To do: Pick out each line below containing "Mesh".

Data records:
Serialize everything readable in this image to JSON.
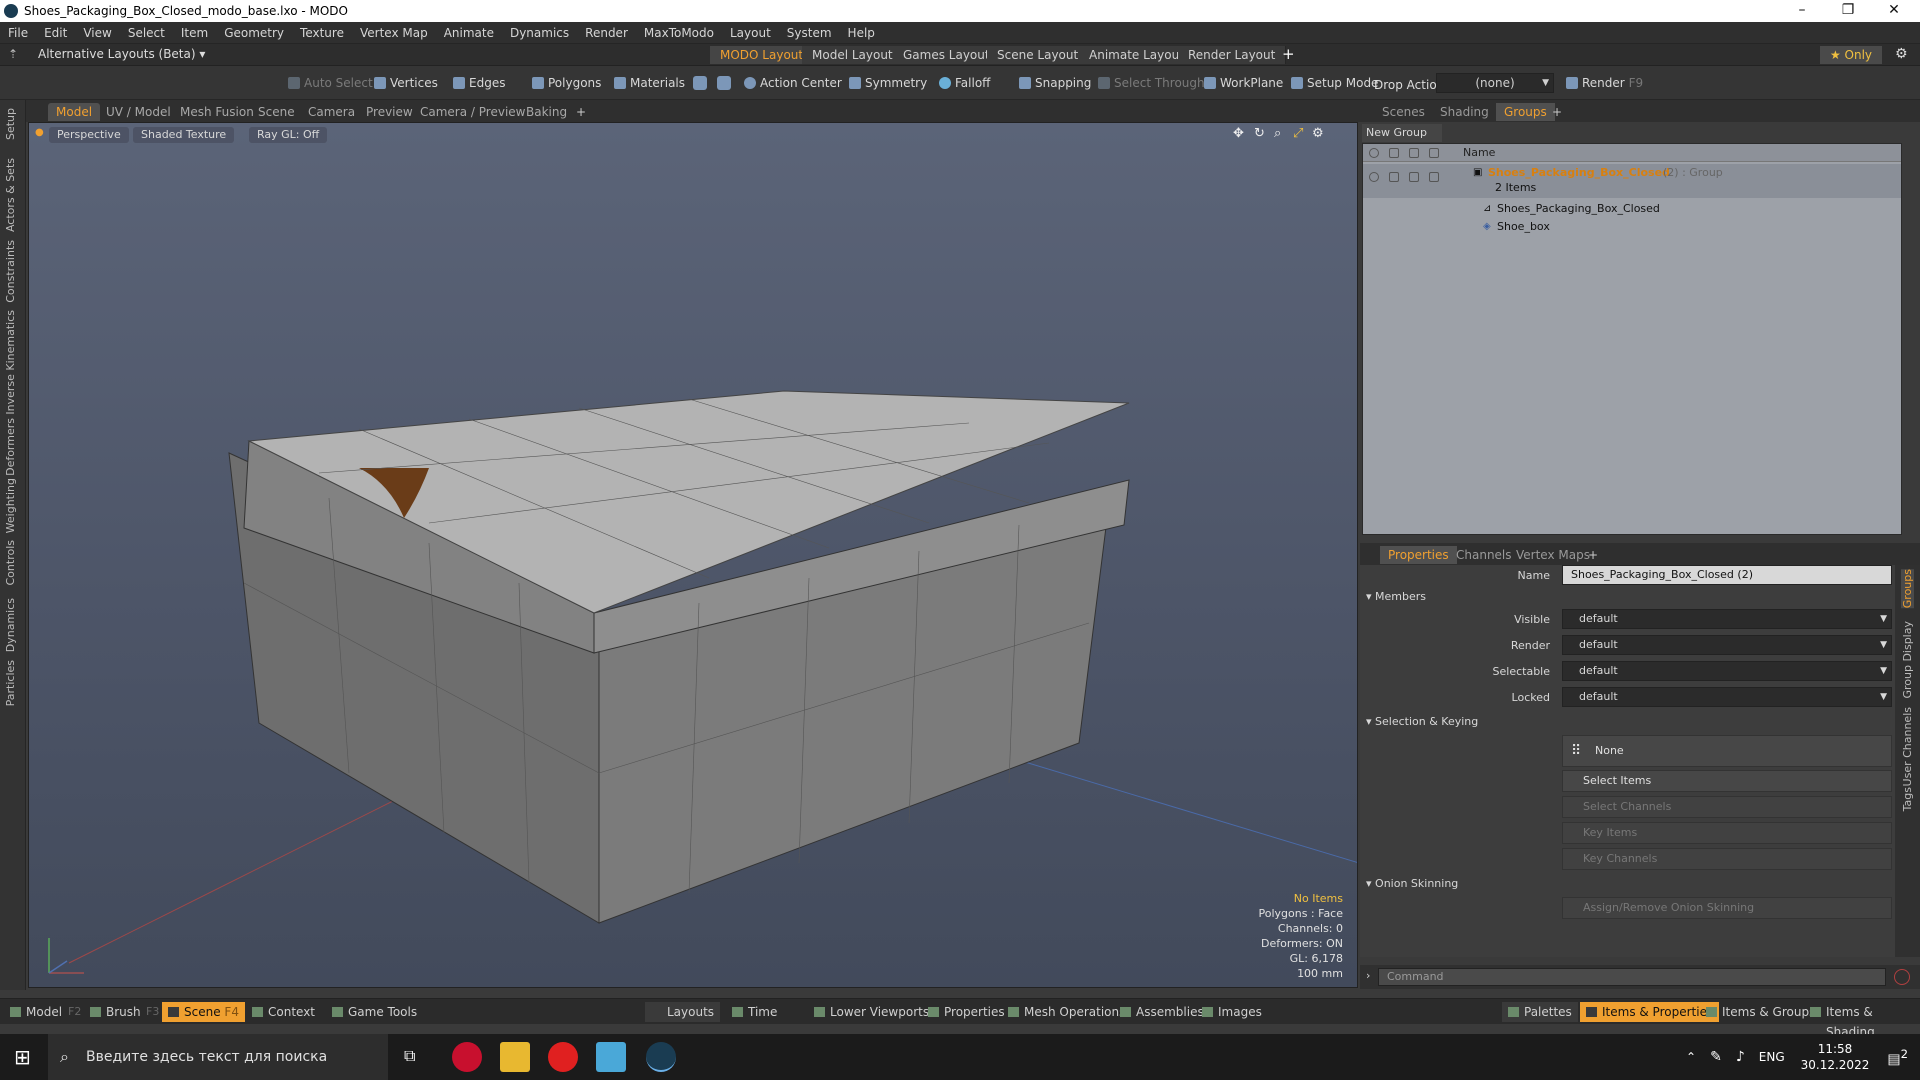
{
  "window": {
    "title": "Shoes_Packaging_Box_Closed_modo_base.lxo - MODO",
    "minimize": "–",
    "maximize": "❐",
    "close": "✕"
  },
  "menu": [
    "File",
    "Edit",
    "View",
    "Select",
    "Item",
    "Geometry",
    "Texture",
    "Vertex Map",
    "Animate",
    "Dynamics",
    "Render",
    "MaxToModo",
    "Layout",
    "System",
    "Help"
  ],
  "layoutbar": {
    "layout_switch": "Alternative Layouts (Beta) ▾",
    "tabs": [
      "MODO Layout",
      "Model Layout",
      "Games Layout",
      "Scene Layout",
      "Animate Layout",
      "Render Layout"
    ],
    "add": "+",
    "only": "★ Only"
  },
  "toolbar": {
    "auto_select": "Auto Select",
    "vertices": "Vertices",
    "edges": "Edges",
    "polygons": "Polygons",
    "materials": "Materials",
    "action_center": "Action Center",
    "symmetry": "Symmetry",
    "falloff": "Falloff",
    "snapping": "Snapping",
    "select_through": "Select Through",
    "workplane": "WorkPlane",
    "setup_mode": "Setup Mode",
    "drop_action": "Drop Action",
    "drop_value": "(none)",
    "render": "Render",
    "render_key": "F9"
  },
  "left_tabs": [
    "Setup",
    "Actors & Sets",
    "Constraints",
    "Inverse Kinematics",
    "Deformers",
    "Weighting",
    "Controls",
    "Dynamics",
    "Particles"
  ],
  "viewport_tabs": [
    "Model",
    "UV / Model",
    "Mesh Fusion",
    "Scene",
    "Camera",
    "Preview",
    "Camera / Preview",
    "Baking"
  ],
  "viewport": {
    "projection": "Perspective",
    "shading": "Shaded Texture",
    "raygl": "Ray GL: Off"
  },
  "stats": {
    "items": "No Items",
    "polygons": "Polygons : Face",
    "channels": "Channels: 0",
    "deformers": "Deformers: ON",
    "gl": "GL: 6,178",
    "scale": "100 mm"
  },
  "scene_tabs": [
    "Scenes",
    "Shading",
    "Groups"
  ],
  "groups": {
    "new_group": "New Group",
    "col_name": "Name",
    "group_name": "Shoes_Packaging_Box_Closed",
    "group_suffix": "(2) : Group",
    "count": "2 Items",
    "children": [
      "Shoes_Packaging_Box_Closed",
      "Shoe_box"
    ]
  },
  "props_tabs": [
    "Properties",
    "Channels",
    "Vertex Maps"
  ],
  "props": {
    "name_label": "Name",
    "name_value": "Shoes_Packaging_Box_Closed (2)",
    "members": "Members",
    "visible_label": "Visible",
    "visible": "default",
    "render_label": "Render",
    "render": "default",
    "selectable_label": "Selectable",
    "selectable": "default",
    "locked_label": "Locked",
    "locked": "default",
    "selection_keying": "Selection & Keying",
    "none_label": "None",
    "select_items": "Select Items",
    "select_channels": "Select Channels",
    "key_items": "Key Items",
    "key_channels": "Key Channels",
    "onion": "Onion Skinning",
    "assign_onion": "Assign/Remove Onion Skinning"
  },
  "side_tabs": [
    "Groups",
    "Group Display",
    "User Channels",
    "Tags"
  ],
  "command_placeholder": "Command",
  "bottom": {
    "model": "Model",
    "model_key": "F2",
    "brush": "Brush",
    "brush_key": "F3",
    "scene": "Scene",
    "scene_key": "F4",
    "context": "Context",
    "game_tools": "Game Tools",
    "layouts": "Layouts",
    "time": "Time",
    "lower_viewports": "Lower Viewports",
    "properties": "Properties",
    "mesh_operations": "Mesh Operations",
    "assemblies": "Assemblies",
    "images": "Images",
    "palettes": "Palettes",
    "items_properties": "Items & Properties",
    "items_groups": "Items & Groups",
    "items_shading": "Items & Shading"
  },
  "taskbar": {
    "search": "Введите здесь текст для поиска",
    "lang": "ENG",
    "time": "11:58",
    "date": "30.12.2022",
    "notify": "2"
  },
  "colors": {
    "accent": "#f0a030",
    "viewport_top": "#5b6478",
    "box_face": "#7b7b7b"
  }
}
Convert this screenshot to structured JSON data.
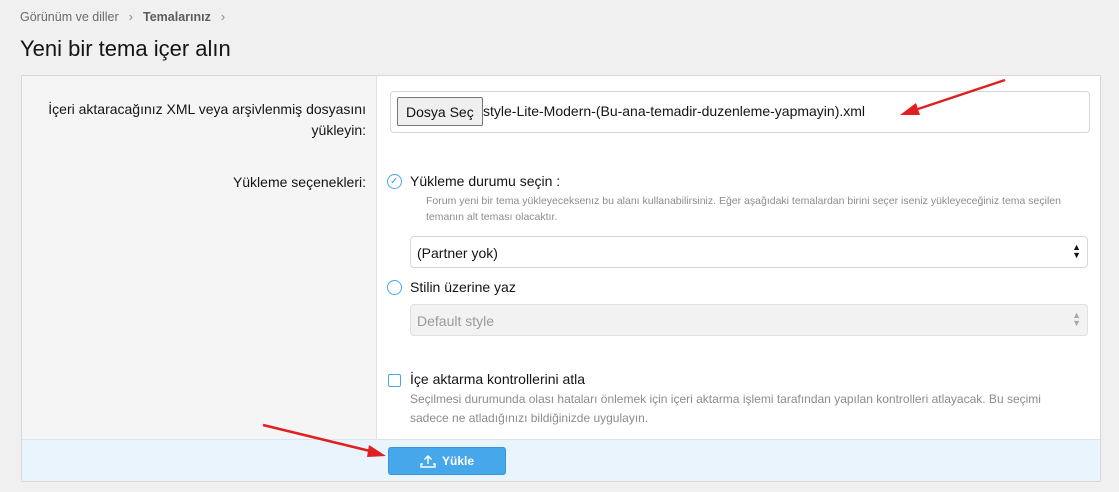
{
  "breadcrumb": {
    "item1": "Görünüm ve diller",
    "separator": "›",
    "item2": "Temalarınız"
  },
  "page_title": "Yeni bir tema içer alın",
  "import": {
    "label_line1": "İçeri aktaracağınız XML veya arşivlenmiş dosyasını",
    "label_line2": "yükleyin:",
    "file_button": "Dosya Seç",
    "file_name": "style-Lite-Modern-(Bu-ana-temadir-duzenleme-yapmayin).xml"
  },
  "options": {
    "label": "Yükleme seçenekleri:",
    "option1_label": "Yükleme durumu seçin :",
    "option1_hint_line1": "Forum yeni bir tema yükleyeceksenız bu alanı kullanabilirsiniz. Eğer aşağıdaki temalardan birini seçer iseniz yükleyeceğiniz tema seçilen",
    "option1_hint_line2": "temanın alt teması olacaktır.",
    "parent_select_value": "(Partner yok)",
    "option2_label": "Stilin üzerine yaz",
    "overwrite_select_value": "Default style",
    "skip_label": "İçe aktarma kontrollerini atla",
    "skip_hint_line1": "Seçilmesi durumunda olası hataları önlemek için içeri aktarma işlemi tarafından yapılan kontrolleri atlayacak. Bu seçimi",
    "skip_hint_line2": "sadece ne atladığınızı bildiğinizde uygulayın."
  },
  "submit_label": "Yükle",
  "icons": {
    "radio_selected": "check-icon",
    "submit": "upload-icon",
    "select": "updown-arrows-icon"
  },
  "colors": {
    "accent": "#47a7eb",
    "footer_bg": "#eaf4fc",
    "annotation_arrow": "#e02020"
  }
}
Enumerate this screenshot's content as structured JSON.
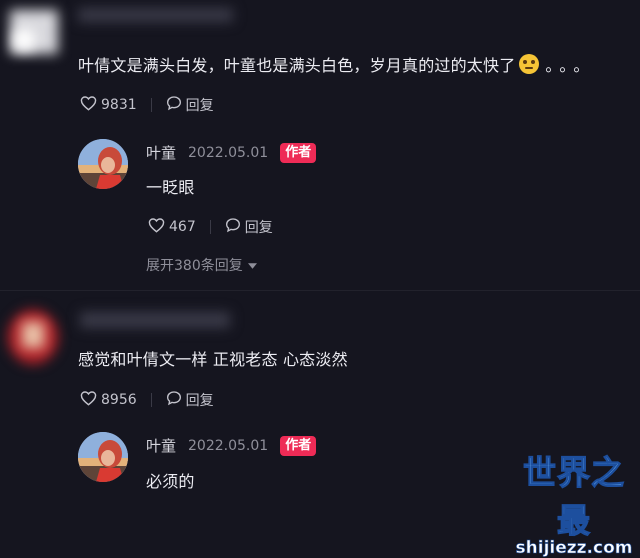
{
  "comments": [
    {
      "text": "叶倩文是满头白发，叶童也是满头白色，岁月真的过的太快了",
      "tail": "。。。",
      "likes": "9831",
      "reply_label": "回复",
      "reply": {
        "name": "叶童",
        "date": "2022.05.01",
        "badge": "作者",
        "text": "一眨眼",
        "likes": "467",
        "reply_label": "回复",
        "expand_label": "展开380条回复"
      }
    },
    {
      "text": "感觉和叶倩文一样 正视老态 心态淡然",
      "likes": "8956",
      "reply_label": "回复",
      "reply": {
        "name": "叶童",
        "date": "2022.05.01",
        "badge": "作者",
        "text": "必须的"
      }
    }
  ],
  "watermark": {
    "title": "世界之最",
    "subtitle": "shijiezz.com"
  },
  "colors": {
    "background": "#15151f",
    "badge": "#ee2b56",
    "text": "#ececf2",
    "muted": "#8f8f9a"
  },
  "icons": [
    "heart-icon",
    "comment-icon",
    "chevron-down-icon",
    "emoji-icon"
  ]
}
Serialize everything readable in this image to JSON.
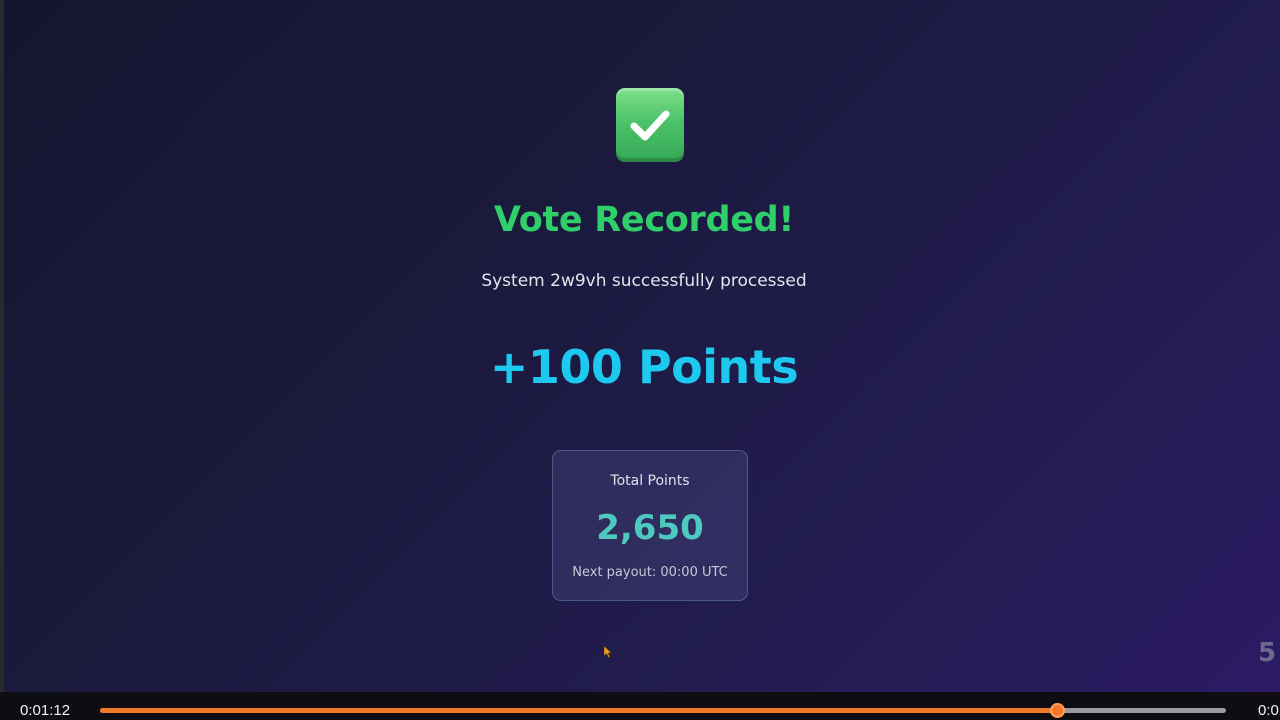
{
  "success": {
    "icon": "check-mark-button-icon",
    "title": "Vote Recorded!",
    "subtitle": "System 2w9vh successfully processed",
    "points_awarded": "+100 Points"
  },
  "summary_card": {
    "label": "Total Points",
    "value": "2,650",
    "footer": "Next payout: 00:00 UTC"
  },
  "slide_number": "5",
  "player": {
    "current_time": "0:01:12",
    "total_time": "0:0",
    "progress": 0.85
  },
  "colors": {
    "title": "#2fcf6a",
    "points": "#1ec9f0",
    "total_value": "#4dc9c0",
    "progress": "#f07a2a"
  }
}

Written answer:
    "Mesh Fusion",
    "mesh_operations": "Mesh Operations",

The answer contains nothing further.